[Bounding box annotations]
________________
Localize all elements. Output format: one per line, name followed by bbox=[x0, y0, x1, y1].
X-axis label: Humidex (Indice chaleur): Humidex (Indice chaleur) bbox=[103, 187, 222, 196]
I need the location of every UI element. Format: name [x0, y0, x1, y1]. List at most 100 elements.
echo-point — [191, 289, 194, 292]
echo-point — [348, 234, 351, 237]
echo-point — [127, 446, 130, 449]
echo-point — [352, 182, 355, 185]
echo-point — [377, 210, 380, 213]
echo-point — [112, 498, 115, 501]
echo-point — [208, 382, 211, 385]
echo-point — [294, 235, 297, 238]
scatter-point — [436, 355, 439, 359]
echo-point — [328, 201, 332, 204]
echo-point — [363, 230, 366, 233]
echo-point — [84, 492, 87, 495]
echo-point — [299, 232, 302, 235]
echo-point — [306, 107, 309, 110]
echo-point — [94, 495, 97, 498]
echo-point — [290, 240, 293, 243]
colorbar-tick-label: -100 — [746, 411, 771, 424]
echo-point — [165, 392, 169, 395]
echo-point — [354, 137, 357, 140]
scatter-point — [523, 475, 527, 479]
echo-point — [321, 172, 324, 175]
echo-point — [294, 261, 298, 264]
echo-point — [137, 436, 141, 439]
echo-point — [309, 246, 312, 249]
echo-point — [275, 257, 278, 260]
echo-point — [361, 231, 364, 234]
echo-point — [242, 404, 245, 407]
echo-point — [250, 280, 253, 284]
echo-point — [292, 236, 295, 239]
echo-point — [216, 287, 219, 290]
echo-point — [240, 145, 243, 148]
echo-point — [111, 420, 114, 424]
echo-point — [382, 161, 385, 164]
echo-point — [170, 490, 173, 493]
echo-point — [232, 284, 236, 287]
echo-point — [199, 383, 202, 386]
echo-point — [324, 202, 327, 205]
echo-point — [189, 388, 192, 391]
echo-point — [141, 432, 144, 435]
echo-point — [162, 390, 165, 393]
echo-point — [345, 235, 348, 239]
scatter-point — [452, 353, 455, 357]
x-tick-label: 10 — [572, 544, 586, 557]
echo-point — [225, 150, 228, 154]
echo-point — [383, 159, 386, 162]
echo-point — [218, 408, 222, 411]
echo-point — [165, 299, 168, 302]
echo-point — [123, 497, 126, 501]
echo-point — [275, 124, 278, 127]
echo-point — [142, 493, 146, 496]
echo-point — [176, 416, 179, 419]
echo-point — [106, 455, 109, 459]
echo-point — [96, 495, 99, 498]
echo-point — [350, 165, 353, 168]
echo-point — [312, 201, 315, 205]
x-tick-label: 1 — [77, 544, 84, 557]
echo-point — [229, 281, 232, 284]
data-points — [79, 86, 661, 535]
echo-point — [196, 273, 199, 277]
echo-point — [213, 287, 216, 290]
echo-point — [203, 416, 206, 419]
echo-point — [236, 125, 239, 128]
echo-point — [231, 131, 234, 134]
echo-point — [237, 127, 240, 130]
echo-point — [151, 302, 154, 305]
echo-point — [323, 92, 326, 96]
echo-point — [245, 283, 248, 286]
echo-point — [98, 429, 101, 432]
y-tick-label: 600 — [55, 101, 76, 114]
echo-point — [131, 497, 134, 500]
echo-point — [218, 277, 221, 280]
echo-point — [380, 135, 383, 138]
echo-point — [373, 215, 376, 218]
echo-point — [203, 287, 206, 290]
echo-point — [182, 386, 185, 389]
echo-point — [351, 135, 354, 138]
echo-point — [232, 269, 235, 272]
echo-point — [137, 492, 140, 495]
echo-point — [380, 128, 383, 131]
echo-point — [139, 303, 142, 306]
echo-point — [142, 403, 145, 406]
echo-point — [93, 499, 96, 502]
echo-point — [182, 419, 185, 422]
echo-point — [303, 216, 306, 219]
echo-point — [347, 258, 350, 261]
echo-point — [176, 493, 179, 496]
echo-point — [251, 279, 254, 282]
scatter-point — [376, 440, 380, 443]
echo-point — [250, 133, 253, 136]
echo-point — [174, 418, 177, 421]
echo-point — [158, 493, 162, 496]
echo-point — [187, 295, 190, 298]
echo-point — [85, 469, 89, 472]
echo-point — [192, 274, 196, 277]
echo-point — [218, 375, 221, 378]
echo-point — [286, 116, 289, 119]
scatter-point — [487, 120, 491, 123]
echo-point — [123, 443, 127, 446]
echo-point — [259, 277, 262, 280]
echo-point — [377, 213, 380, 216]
________________
EXERCISE OBJECTIVE:
Lay out the records from their first line through the line containing "echo-point — [299, 232, 302, 235]", both included, as a JSON list of strings with one string per line and blank lines left out.

CORRECT ANSWER:
[
  "Localize all elements. Output format: one per line, name followed by bbox=[x0, y0, x1, y1].",
  "X-axis label: Humidex (Indice chaleur): Humidex (Indice chaleur) bbox=[103, 187, 222, 196]",
  "I need the location of every UI element. Format: name [x0, y0, x1, y1]. List at most 100 elements.",
  "echo-point — [191, 289, 194, 292]",
  "echo-point — [348, 234, 351, 237]",
  "echo-point — [127, 446, 130, 449]",
  "echo-point — [352, 182, 355, 185]",
  "echo-point — [377, 210, 380, 213]",
  "echo-point — [112, 498, 115, 501]",
  "echo-point — [208, 382, 211, 385]",
  "echo-point — [294, 235, 297, 238]",
  "scatter-point — [436, 355, 439, 359]",
  "echo-point — [328, 201, 332, 204]",
  "echo-point — [363, 230, 366, 233]",
  "echo-point — [84, 492, 87, 495]",
  "echo-point — [299, 232, 302, 235]"
]